• **STATED EXERCISE**
Every record should be written out exactly, with the pictures left out.

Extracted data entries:
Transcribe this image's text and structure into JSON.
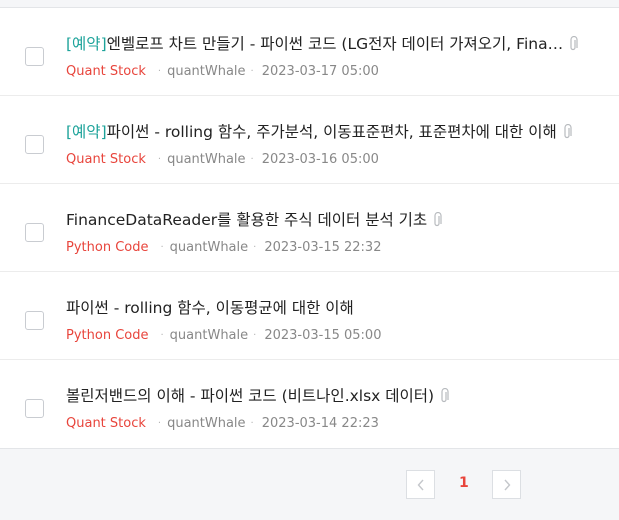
{
  "posts": [
    {
      "tag": "[예약]",
      "title": "엔벨로프 차트 만들기 - 파이썬 코드 (LG전자 데이터 가져오기, Fina…",
      "attachment": true,
      "category": "Quant Stock",
      "author": "quantWhale",
      "date": "2023-03-17 05:00"
    },
    {
      "tag": "[예약]",
      "title": "파이썬 - rolling 함수, 주가분석, 이동표준편차, 표준편차에 대한 이해",
      "attachment": true,
      "category": "Quant Stock",
      "author": "quantWhale",
      "date": "2023-03-16 05:00"
    },
    {
      "tag": "",
      "title": "FinanceDataReader를 활용한 주식 데이터 분석 기초",
      "attachment": true,
      "category": "Python Code",
      "author": "quantWhale",
      "date": "2023-03-15 22:32"
    },
    {
      "tag": "",
      "title": "파이썬 - rolling 함수, 이동평균에 대한 이해",
      "attachment": false,
      "category": "Python Code",
      "author": "quantWhale",
      "date": "2023-03-15 05:00"
    },
    {
      "tag": "",
      "title": "볼린저밴드의 이해 - 파이썬 코드 (비트나인.xlsx 데이터)",
      "attachment": true,
      "category": "Quant Stock",
      "author": "quantWhale",
      "date": "2023-03-14 22:23"
    }
  ],
  "pagination": {
    "current_page": "1",
    "prev_icon": "chevron-left-icon",
    "next_icon": "chevron-right-icon"
  },
  "colors": {
    "tag": "#1da39a",
    "category": "#e8453c",
    "current_page": "#e8453c"
  }
}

• **EXERCISE RESULT**
Transcribe this image's text and structure into JSON.
{
  "posts": [
    {
      "tag": "[예약]",
      "title": "엔벨로프 차트 만들기 - 파이썬 코드 (LG전자 데이터 가져오기, Fina…",
      "attachment": true,
      "category": "Quant Stock",
      "author": "quantWhale",
      "date": "2023-03-17 05:00"
    },
    {
      "tag": "[예약]",
      "title": "파이썬 - rolling 함수, 주가분석, 이동표준편차, 표준편차에 대한 이해",
      "attachment": true,
      "category": "Quant Stock",
      "author": "quantWhale",
      "date": "2023-03-16 05:00"
    },
    {
      "tag": "",
      "title": "FinanceDataReader를 활용한 주식 데이터 분석 기초",
      "attachment": true,
      "category": "Python Code",
      "author": "quantWhale",
      "date": "2023-03-15 22:32"
    },
    {
      "tag": "",
      "title": "파이썬 - rolling 함수, 이동평균에 대한 이해",
      "attachment": false,
      "category": "Python Code",
      "author": "quantWhale",
      "date": "2023-03-15 05:00"
    },
    {
      "tag": "",
      "title": "볼린저밴드의 이해 - 파이썬 코드 (비트나인.xlsx 데이터)",
      "attachment": true,
      "category": "Quant Stock",
      "author": "quantWhale",
      "date": "2023-03-14 22:23"
    }
  ],
  "pagination": {
    "current_page": "1",
    "prev_icon": "chevron-left-icon",
    "next_icon": "chevron-right-icon"
  },
  "colors": {
    "tag": "#1da39a",
    "category": "#e8453c",
    "current_page": "#e8453c"
  }
}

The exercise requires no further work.